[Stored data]
****************
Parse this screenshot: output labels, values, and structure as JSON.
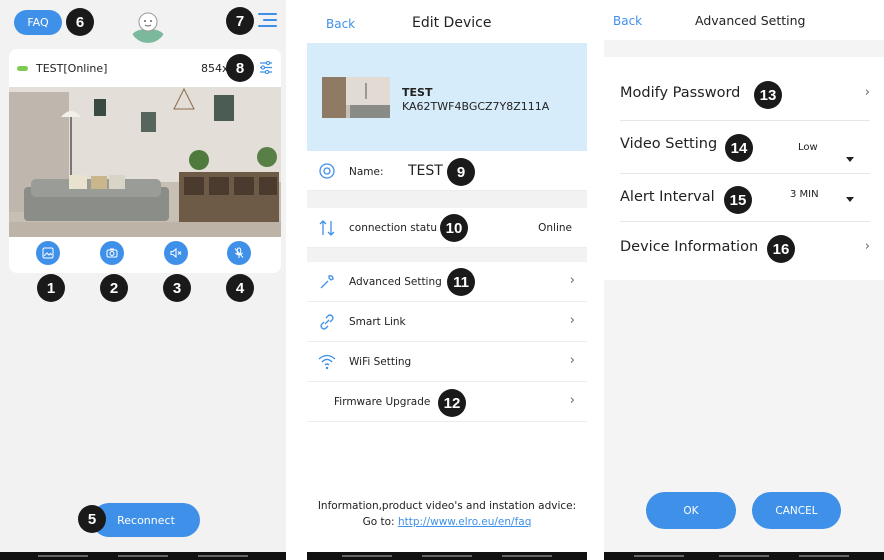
{
  "screen1": {
    "faq_label": "FAQ",
    "camera_title": "TEST[Online]",
    "camera_resolution": "854x",
    "reconnect_label": "Reconnect",
    "badges": [
      "1",
      "2",
      "3",
      "4",
      "5",
      "6",
      "7",
      "8"
    ]
  },
  "screen2": {
    "back_label": "Back",
    "title": "Edit Device",
    "device_name": "TEST",
    "device_id": "KA62TWF4BGCZ7Y8Z111A",
    "name_label": "Name:",
    "name_value": "TEST",
    "connection_label": "connection statu",
    "connection_value": "Online",
    "menu": {
      "advanced": "Advanced Setting",
      "smartlink": "Smart Link",
      "wifi": "WiFi Setting",
      "firmware": "Firmware Upgrade"
    },
    "info_text": "Information,product video's and instation advice:",
    "goto_label": "Go to:",
    "link_text": "http://www.elro.eu/en/faq",
    "badges": [
      "9",
      "10",
      "11",
      "12"
    ]
  },
  "screen3": {
    "back_label": "Back",
    "title": "Advanced Setting",
    "rows": {
      "modify_password": "Modify Password",
      "video_setting": "Video Setting",
      "video_value": "Low",
      "alert_interval": "Alert Interval",
      "alert_value": "3 MIN",
      "device_information": "Device Information"
    },
    "ok_label": "OK",
    "cancel_label": "CANCEL",
    "badges": [
      "13",
      "14",
      "15",
      "16"
    ]
  },
  "colors": {
    "accent": "#3f90e9",
    "online_dot": "#7ecb52",
    "device_block": "#d7ecfa"
  }
}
****************
PROBLEM TO WORK ON:
Transcribe all entries above exactly. Drop the pictures.

EXERCISE OUTPUT:
Parse this screenshot: output labels, values, and structure as JSON.
{
  "screen1": {
    "faq_label": "FAQ",
    "camera_title": "TEST[Online]",
    "camera_resolution": "854x",
    "reconnect_label": "Reconnect",
    "badges": [
      "1",
      "2",
      "3",
      "4",
      "5",
      "6",
      "7",
      "8"
    ]
  },
  "screen2": {
    "back_label": "Back",
    "title": "Edit Device",
    "device_name": "TEST",
    "device_id": "KA62TWF4BGCZ7Y8Z111A",
    "name_label": "Name:",
    "name_value": "TEST",
    "connection_label": "connection statu",
    "connection_value": "Online",
    "menu": {
      "advanced": "Advanced Setting",
      "smartlink": "Smart Link",
      "wifi": "WiFi Setting",
      "firmware": "Firmware Upgrade"
    },
    "info_text": "Information,product video's and instation advice:",
    "goto_label": "Go to:",
    "link_text": "http://www.elro.eu/en/faq",
    "badges": [
      "9",
      "10",
      "11",
      "12"
    ]
  },
  "screen3": {
    "back_label": "Back",
    "title": "Advanced Setting",
    "rows": {
      "modify_password": "Modify Password",
      "video_setting": "Video Setting",
      "video_value": "Low",
      "alert_interval": "Alert Interval",
      "alert_value": "3 MIN",
      "device_information": "Device Information"
    },
    "ok_label": "OK",
    "cancel_label": "CANCEL",
    "badges": [
      "13",
      "14",
      "15",
      "16"
    ]
  },
  "colors": {
    "accent": "#3f90e9",
    "online_dot": "#7ecb52",
    "device_block": "#d7ecfa"
  }
}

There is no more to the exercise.